**Written exercise:**
Reproduce the data verbatim, from the line with "bar-2022-06-30 bbox=[657, 212, 689, 602]" to the line with "bar-2019-12-31 bbox=[269, 497, 302, 602]", both included.

**Input rows:**
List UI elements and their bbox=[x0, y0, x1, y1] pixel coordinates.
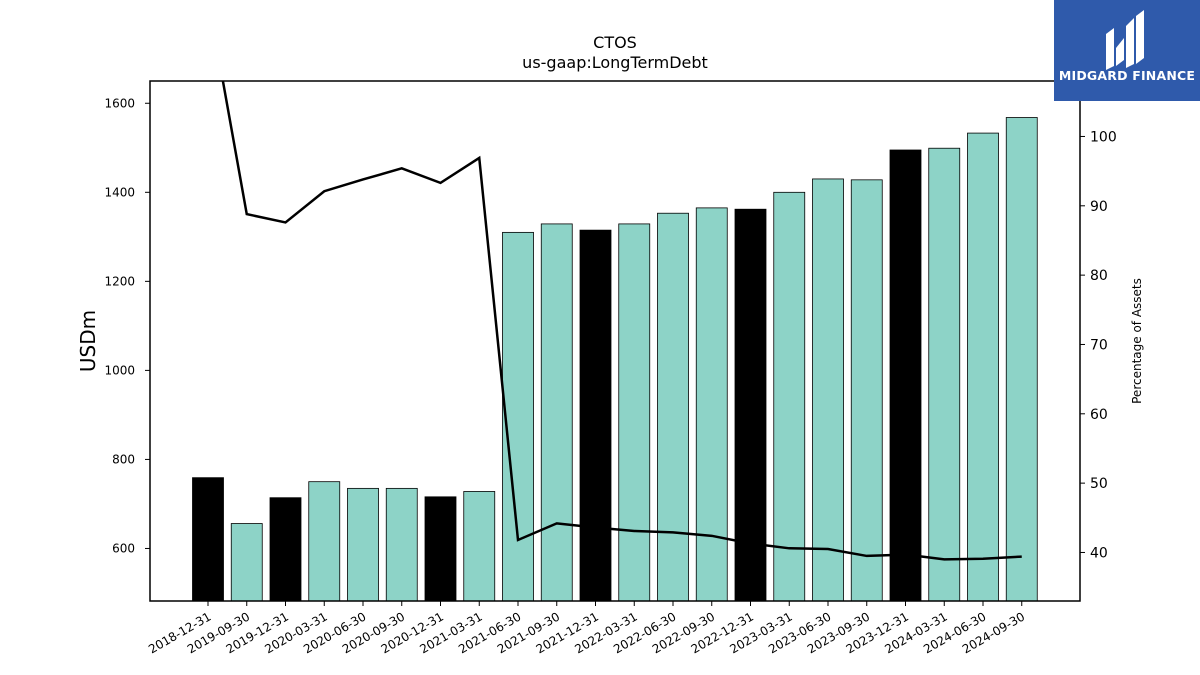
bar-2022-06-30 bbox=[657, 212, 689, 602]
bar-2024-09-30 bbox=[1005, 117, 1038, 602]
y2-tick-label: 80 bbox=[1090, 268, 1108, 284]
y-tick-label: 800 bbox=[112, 452, 135, 466]
bar-2023-03-31 bbox=[773, 191, 806, 602]
bar-2019-12-31 bbox=[269, 497, 302, 602]
y2-tick-label: 90 bbox=[1090, 199, 1108, 215]
bar-2021-12-31 bbox=[579, 229, 612, 602]
y-axis-label: USDm bbox=[76, 310, 100, 372]
y2-tick-label: 100 bbox=[1090, 129, 1117, 145]
bar-2020-09-30 bbox=[385, 487, 418, 602]
bar-2022-12-31 bbox=[734, 208, 767, 602]
y2-axis-label: Percentage of Assets bbox=[1130, 278, 1144, 404]
bar-2022-03-31 bbox=[618, 223, 651, 602]
bar-2020-06-30 bbox=[347, 487, 379, 602]
bar-2019-09-30 bbox=[230, 523, 263, 602]
chart-subtitle: us-gaap:LongTermDebt bbox=[522, 53, 708, 72]
plot-frame bbox=[149, 80, 1081, 602]
chart-title: CTOS bbox=[593, 33, 637, 52]
bar-2021-09-30 bbox=[540, 223, 573, 602]
bar-2021-03-31 bbox=[463, 491, 496, 602]
y-tick-label: 600 bbox=[112, 541, 135, 555]
line-layer bbox=[221, 81, 1022, 561]
bar-2023-06-30 bbox=[812, 178, 844, 602]
bar-2022-09-30 bbox=[695, 207, 728, 602]
y2-tick-label: 60 bbox=[1090, 407, 1108, 423]
bar-2023-09-30 bbox=[850, 179, 883, 602]
bar-2024-06-30 bbox=[967, 132, 999, 602]
bars-layer bbox=[192, 117, 1038, 602]
bar-2023-12-31 bbox=[889, 149, 922, 602]
y-axis-right: 40 50 60 70 80 90 100 bbox=[1080, 129, 1117, 561]
x-axis: 2018-12-312019-09-302019-12-312020-03-31… bbox=[146, 601, 1027, 656]
y-axis-left: 600 800 1000 1200 1400 1600 bbox=[104, 96, 150, 555]
percentage-line bbox=[221, 81, 1022, 561]
bar-2024-03-31 bbox=[928, 147, 961, 602]
midgard-finance-logo: MIDGARD FINANCE bbox=[1054, 0, 1200, 101]
y-tick-label: 1600 bbox=[104, 96, 135, 110]
bar-2018-12-31 bbox=[192, 477, 224, 602]
y-tick-label: 1400 bbox=[104, 185, 135, 199]
y2-tick-label: 40 bbox=[1090, 545, 1108, 561]
bar-2020-03-31 bbox=[308, 481, 341, 602]
y-tick-label: 1200 bbox=[104, 274, 135, 288]
y2-tick-label: 50 bbox=[1090, 476, 1108, 492]
y2-tick-label: 70 bbox=[1090, 337, 1108, 353]
bar-2020-12-31 bbox=[424, 496, 457, 602]
logo-text: MIDGARD FINANCE bbox=[1058, 68, 1196, 83]
bar-2021-06-30 bbox=[502, 231, 534, 602]
logo-mark-icon bbox=[1106, 10, 1144, 70]
y-tick-label: 1000 bbox=[104, 363, 135, 377]
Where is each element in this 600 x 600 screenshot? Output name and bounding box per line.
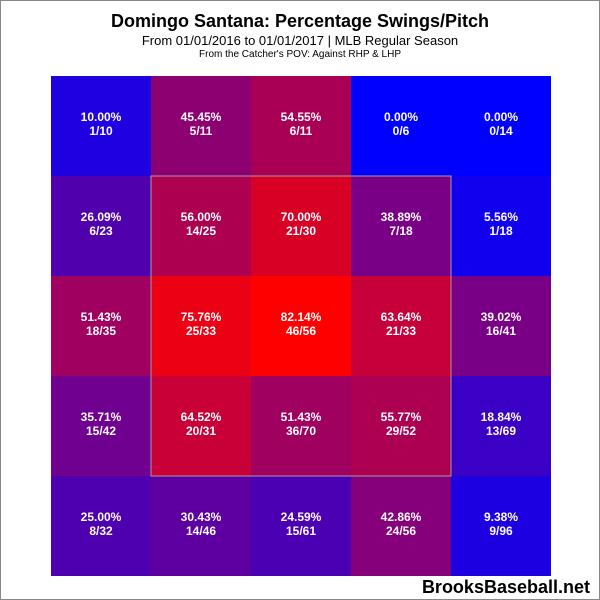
heatmap-cell xyxy=(351,76,451,176)
heatmap-cell xyxy=(51,76,151,176)
cell-count-label: 20/31 xyxy=(186,424,216,438)
chart-subtitle: From 01/01/2016 to 01/01/2017 | MLB Regu… xyxy=(141,33,459,48)
heatmap-cell xyxy=(351,476,451,576)
cell-count-label: 9/96 xyxy=(489,524,513,538)
cell-percentage-label: 0.00% xyxy=(384,110,418,124)
heatmap-cell xyxy=(451,376,551,476)
chart-note: From the Catcher's POV: Against RHP & LH… xyxy=(199,49,401,60)
cell-percentage-label: 55.77% xyxy=(381,410,422,424)
cell-percentage-label: 9.38% xyxy=(484,510,518,524)
cell-count-label: 18/35 xyxy=(86,324,116,338)
cell-percentage-label: 64.52% xyxy=(181,410,222,424)
cell-percentage-label: 45.45% xyxy=(181,110,222,124)
heatmap-cell xyxy=(251,476,351,576)
cell-percentage-label: 39.02% xyxy=(481,310,522,324)
cell-count-label: 6/11 xyxy=(290,124,313,138)
heatmap-cell xyxy=(151,476,251,576)
cell-percentage-label: 26.09% xyxy=(81,210,122,224)
cell-percentage-label: 38.89% xyxy=(381,210,422,224)
heatmap-cell xyxy=(151,176,251,276)
heatmap-cell xyxy=(151,376,251,476)
cell-count-label: 24/56 xyxy=(386,524,416,538)
heatmap-cell xyxy=(351,276,451,376)
cell-percentage-label: 56.00% xyxy=(181,210,222,224)
heatmap-cell xyxy=(151,276,251,376)
cell-count-label: 25/33 xyxy=(186,324,216,338)
cell-count-label: 6/23 xyxy=(89,224,113,238)
heatmap-cell xyxy=(451,476,551,576)
heatmap-cell xyxy=(351,376,451,476)
strike-zone-outline xyxy=(150,175,452,477)
cell-count-label: 13/69 xyxy=(486,424,516,438)
cell-count-label: 0/14 xyxy=(489,124,513,138)
cell-percentage-label: 51.43% xyxy=(81,310,122,324)
cell-count-label: 15/61 xyxy=(286,524,316,538)
heatmap-cell xyxy=(51,276,151,376)
heatmap-cell xyxy=(251,376,351,476)
cell-percentage-label: 30.43% xyxy=(181,510,222,524)
heatmap-cell xyxy=(151,76,251,176)
cell-percentage-label: 75.76% xyxy=(181,310,222,324)
heatmap-cell xyxy=(51,476,151,576)
cell-count-label: 29/52 xyxy=(386,424,416,438)
cell-percentage-label: 54.55% xyxy=(281,110,322,124)
cell-count-label: 1/18 xyxy=(489,224,513,238)
cell-count-label: 8/32 xyxy=(89,524,113,538)
chart-title: Domingo Santana: Percentage Swings/Pitch xyxy=(110,11,490,31)
cell-count-label: 46/56 xyxy=(286,324,316,338)
cell-percentage-label: 10.00% xyxy=(81,110,122,124)
heatmap-cell xyxy=(251,76,351,176)
cell-count-label: 21/33 xyxy=(386,324,416,338)
cell-count-label: 15/42 xyxy=(86,424,116,438)
heatmap-cell xyxy=(451,176,551,276)
cell-percentage-label: 63.64% xyxy=(381,310,422,324)
cell-percentage-label: 25.00% xyxy=(81,510,122,524)
heatmap-cell xyxy=(51,176,151,276)
cell-count-label: 16/41 xyxy=(486,324,516,338)
cell-count-label: 0/6 xyxy=(393,124,410,138)
watermark: BrooksBaseball.net xyxy=(421,577,590,597)
cell-count-label: 5/11 xyxy=(190,124,213,138)
heatmap-cell xyxy=(51,376,151,476)
cell-percentage-label: 42.86% xyxy=(381,510,422,524)
cell-percentage-label: 82.14% xyxy=(281,310,322,324)
heatmap-cell xyxy=(451,276,551,376)
cell-count-label: 14/25 xyxy=(186,224,216,238)
cell-count-label: 7/18 xyxy=(389,224,413,238)
heatmap-cell xyxy=(251,176,351,276)
cell-percentage-label: 70.00% xyxy=(281,210,322,224)
cell-count-label: 21/30 xyxy=(286,224,316,238)
heatmap-cell xyxy=(251,276,351,376)
heatmap-cell xyxy=(451,76,551,176)
cell-percentage-label: 5.56% xyxy=(484,210,518,224)
cell-percentage-label: 18.84% xyxy=(481,410,522,424)
cell-count-label: 36/70 xyxy=(286,424,316,438)
cell-percentage-label: 51.43% xyxy=(281,410,322,424)
cell-percentage-label: 24.59% xyxy=(281,510,322,524)
cell-percentage-label: 0.00% xyxy=(484,110,518,124)
heatmap-cell xyxy=(351,176,451,276)
cell-count-label: 14/46 xyxy=(186,524,216,538)
cell-percentage-label: 35.71% xyxy=(81,410,122,424)
cell-count-label: 1/10 xyxy=(89,124,113,138)
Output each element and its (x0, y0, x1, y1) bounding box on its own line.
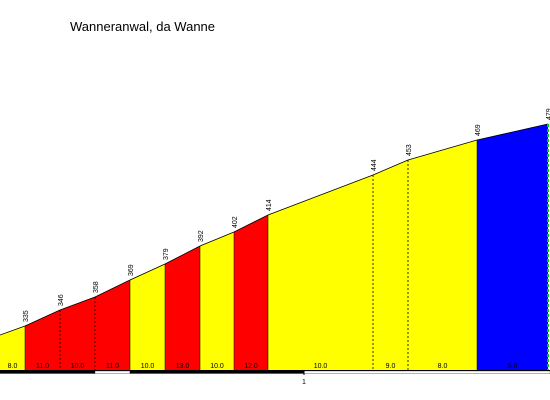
gradient-segment (25, 310, 60, 370)
gradient-segment (95, 280, 130, 370)
gradient-label: 11.0 (36, 363, 49, 370)
gradient-segment (408, 140, 477, 370)
gradient-label: 8.0 (8, 363, 18, 370)
elevation-label: 479 (546, 108, 550, 120)
gradient-segment (130, 264, 165, 370)
elevation-label: 369 (128, 264, 135, 276)
gradient-label: 11.0 (106, 363, 119, 370)
distance-scale-block (94, 370, 131, 374)
distance-scale-block (129, 370, 305, 374)
distance-tick-label: 1 (302, 379, 306, 386)
elevation-label: 392 (198, 230, 205, 242)
profile-outline (0, 123, 549, 336)
gradient-label: 12.0 (244, 363, 258, 370)
elevation-label: 402 (232, 216, 239, 228)
gradient-label: 13.0 (176, 363, 190, 370)
chart-title: Wanneranwal, da Wanne (70, 19, 215, 34)
elevation-label: 414 (266, 199, 273, 211)
elevation-label: 444 (371, 159, 378, 171)
gradient-segment (200, 232, 234, 370)
gradient-label: 8.0 (438, 363, 448, 370)
gradient-segment (0, 326, 25, 370)
gradient-label: 10.0 (210, 363, 224, 370)
gradient-label: 10.0 (71, 363, 85, 370)
distance-scale-block (0, 370, 96, 374)
gradient-segment (373, 160, 408, 370)
gradient-label: 9.0 (386, 363, 396, 370)
elevation-label: 379 (163, 248, 170, 260)
elevation-label: 358 (93, 281, 100, 293)
gradient-label: 10.0 (314, 363, 328, 370)
elevation-label: 469 (475, 124, 482, 136)
gradient-segment (234, 215, 268, 370)
gradient-segment (477, 124, 548, 370)
gradient-segment (268, 175, 373, 370)
distance-scale-block (303, 370, 550, 374)
gradient-label: 5.0 (508, 363, 518, 370)
gradient-label: 10.0 (141, 363, 155, 370)
gradient-segment (60, 297, 95, 370)
elevation-label: 335 (23, 310, 30, 322)
elevation-label: 453 (406, 144, 413, 156)
elevation-label: 346 (58, 294, 65, 306)
gradient-segment (165, 246, 200, 370)
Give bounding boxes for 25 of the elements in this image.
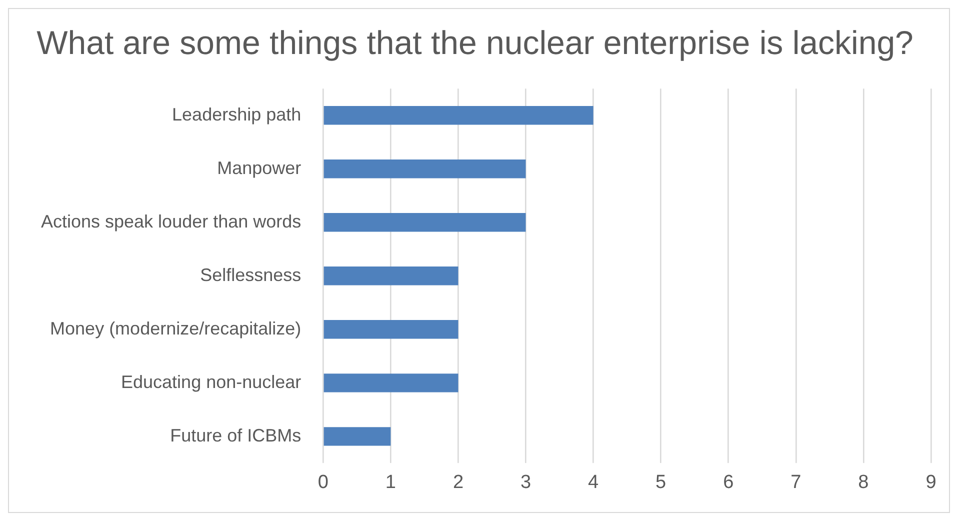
chart-title: What are some things that the nuclear enterprise is lacking?: [36, 24, 914, 61]
y-tick-label: Selflessness: [200, 264, 302, 285]
bar: [324, 213, 526, 232]
x-tick-label: 5: [656, 472, 666, 493]
x-tick-label: 9: [926, 472, 936, 493]
bar: [324, 320, 458, 339]
y-tick-label: Future of ICBMs: [170, 425, 302, 446]
y-tick-label: Educating non-nuclear: [121, 372, 302, 392]
x-tick-label: 7: [790, 472, 802, 493]
x-tick-label: 2: [452, 472, 464, 493]
x-tick-label: 0: [318, 472, 328, 493]
y-tick-label: Actions speak louder than words: [40, 211, 302, 232]
x-tick-label: 6: [723, 472, 734, 493]
y-tick-label: Leadership path: [172, 104, 302, 124]
x-tick-label: 3: [520, 472, 532, 493]
x-tick-label: 1: [385, 472, 396, 493]
bar: [324, 106, 594, 125]
bar: [324, 427, 391, 446]
x-tick-label: 4: [588, 472, 600, 493]
x-tick-label: 8: [858, 472, 869, 493]
y-tick-label: Manpower: [217, 158, 302, 178]
bar: [324, 266, 458, 286]
bar: [324, 160, 526, 178]
bar: [324, 374, 458, 392]
y-tick-label: Money (modernize/recapitalize): [50, 318, 302, 338]
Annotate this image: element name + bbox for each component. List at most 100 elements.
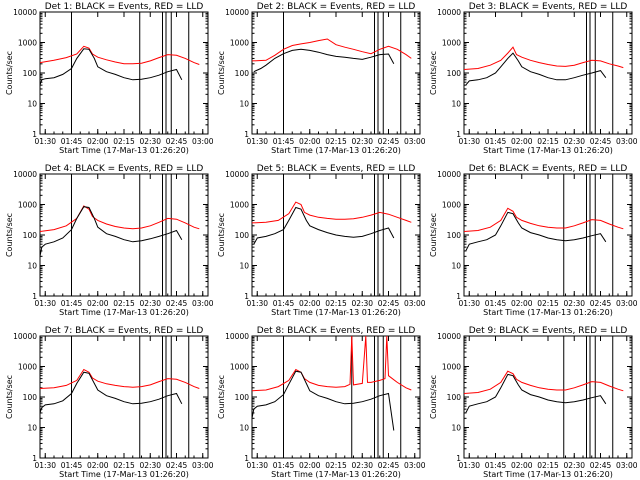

**Task output:**
bar-2022-06-30 bbox=[657, 212, 689, 602]
bar-2024-09-30 bbox=[1005, 117, 1038, 602]
y2-tick-label: 80 bbox=[1090, 268, 1108, 284]
y-tick-label: 800 bbox=[112, 452, 135, 466]
bar-2023-03-31 bbox=[773, 191, 806, 602]
bar-2019-12-31 bbox=[269, 497, 302, 602]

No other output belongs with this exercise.